>>>
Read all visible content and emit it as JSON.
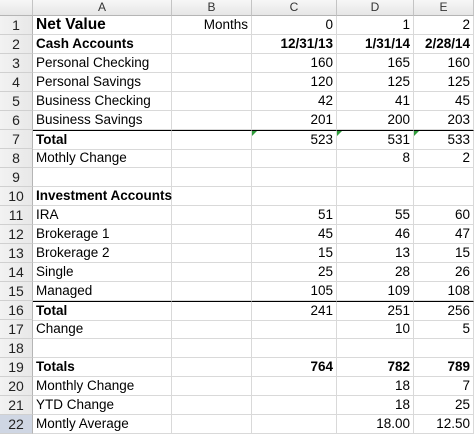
{
  "columns": [
    "A",
    "B",
    "C",
    "D",
    "E"
  ],
  "rows": [
    {
      "n": "1",
      "c": [
        "Net Value",
        "Months",
        "0",
        "1",
        "2"
      ]
    },
    {
      "n": "2",
      "c": [
        "Cash Accounts",
        "",
        "12/31/13",
        "1/31/14",
        "2/28/14"
      ]
    },
    {
      "n": "3",
      "c": [
        "Personal Checking",
        "",
        "160",
        "165",
        "160"
      ]
    },
    {
      "n": "4",
      "c": [
        "Personal Savings",
        "",
        "120",
        "125",
        "125"
      ]
    },
    {
      "n": "5",
      "c": [
        "Business Checking",
        "",
        "42",
        "41",
        "45"
      ]
    },
    {
      "n": "6",
      "c": [
        "Business Savings",
        "",
        "201",
        "200",
        "203"
      ]
    },
    {
      "n": "7",
      "c": [
        "Total",
        "",
        "523",
        "531",
        "533"
      ]
    },
    {
      "n": "8",
      "c": [
        "Mothly Change",
        "",
        "",
        "8",
        "2"
      ]
    },
    {
      "n": "9",
      "c": [
        "",
        "",
        "",
        "",
        ""
      ]
    },
    {
      "n": "10",
      "c": [
        "Investment Accounts",
        "",
        "",
        "",
        ""
      ]
    },
    {
      "n": "11",
      "c": [
        "IRA",
        "",
        "51",
        "55",
        "60"
      ]
    },
    {
      "n": "12",
      "c": [
        "Brokerage 1",
        "",
        "45",
        "46",
        "47"
      ]
    },
    {
      "n": "13",
      "c": [
        "Brokerage 2",
        "",
        "15",
        "13",
        "15"
      ]
    },
    {
      "n": "14",
      "c": [
        "Single",
        "",
        "25",
        "28",
        "26"
      ]
    },
    {
      "n": "15",
      "c": [
        "Managed",
        "",
        "105",
        "109",
        "108"
      ]
    },
    {
      "n": "16",
      "c": [
        "Total",
        "",
        "241",
        "251",
        "256"
      ]
    },
    {
      "n": "17",
      "c": [
        "Change",
        "",
        "",
        "10",
        "5"
      ]
    },
    {
      "n": "18",
      "c": [
        "",
        "",
        "",
        "",
        ""
      ]
    },
    {
      "n": "19",
      "c": [
        "Totals",
        "",
        "764",
        "782",
        "789"
      ]
    },
    {
      "n": "20",
      "c": [
        "Monthly Change",
        "",
        "",
        "18",
        "7"
      ]
    },
    {
      "n": "21",
      "c": [
        "YTD Change",
        "",
        "",
        "18",
        "25"
      ]
    },
    {
      "n": "22",
      "c": [
        "Montly Average",
        "",
        "",
        "18.00",
        "12.50"
      ]
    }
  ],
  "colors": {
    "grid_line": "#d9d9d9",
    "header_bg": "#e6e6e6",
    "selected_row_header": "#cfd6e3",
    "error_indicator": "#2e9c3a"
  },
  "selected_row": "22"
}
<<<
Only the number is required: the count of lines containing the word "Accounts".

2